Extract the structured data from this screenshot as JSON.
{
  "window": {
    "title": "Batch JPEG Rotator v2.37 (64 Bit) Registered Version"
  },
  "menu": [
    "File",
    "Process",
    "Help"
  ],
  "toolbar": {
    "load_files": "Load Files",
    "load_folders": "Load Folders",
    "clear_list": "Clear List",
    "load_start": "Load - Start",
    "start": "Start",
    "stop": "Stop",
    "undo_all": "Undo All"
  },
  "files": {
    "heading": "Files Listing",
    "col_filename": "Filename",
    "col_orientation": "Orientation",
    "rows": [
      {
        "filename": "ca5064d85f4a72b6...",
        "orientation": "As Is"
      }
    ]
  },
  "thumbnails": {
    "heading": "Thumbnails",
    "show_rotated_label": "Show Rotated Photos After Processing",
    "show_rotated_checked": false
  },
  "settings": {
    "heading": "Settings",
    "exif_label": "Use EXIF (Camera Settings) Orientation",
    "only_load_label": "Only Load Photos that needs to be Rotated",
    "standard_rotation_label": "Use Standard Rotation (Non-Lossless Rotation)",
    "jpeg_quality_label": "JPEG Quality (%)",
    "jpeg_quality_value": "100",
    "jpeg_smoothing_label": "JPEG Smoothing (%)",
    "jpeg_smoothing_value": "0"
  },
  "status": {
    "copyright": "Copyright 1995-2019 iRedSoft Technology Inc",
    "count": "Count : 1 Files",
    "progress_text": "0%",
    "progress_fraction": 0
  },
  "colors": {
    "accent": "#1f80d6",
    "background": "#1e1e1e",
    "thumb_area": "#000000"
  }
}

-----

Extract every entry in the listing word for word.

- Result of the task
Extract the structured data from this screenshot as JSON.
{
  "window": {
    "title": "Batch JPEG Rotator v2.37 (64 Bit) Registered Version"
  },
  "menu": [
    "File",
    "Process",
    "Help"
  ],
  "toolbar": {
    "load_files": "Load Files",
    "load_folders": "Load Folders",
    "clear_list": "Clear List",
    "load_start": "Load - Start",
    "start": "Start",
    "stop": "Stop",
    "undo_all": "Undo All"
  },
  "files": {
    "heading": "Files Listing",
    "col_filename": "Filename",
    "col_orientation": "Orientation",
    "rows": [
      {
        "filename": "ca5064d85f4a72b6...",
        "orientation": "As Is"
      }
    ]
  },
  "thumbnails": {
    "heading": "Thumbnails",
    "show_rotated_label": "Show Rotated Photos After Processing",
    "show_rotated_checked": false
  },
  "settings": {
    "heading": "Settings",
    "exif_label": "Use EXIF (Camera Settings) Orientation",
    "only_load_label": "Only Load Photos that needs to be Rotated",
    "standard_rotation_label": "Use Standard Rotation (Non-Lossless Rotation)",
    "jpeg_quality_label": "JPEG Quality (%)",
    "jpeg_quality_value": "100",
    "jpeg_smoothing_label": "JPEG Smoothing (%)",
    "jpeg_smoothing_value": "0"
  },
  "status": {
    "copyright": "Copyright 1995-2019 iRedSoft Technology Inc",
    "count": "Count : 1 Files",
    "progress_text": "0%",
    "progress_fraction": 0
  },
  "colors": {
    "accent": "#1f80d6",
    "background": "#1e1e1e",
    "thumb_area": "#000000"
  }
}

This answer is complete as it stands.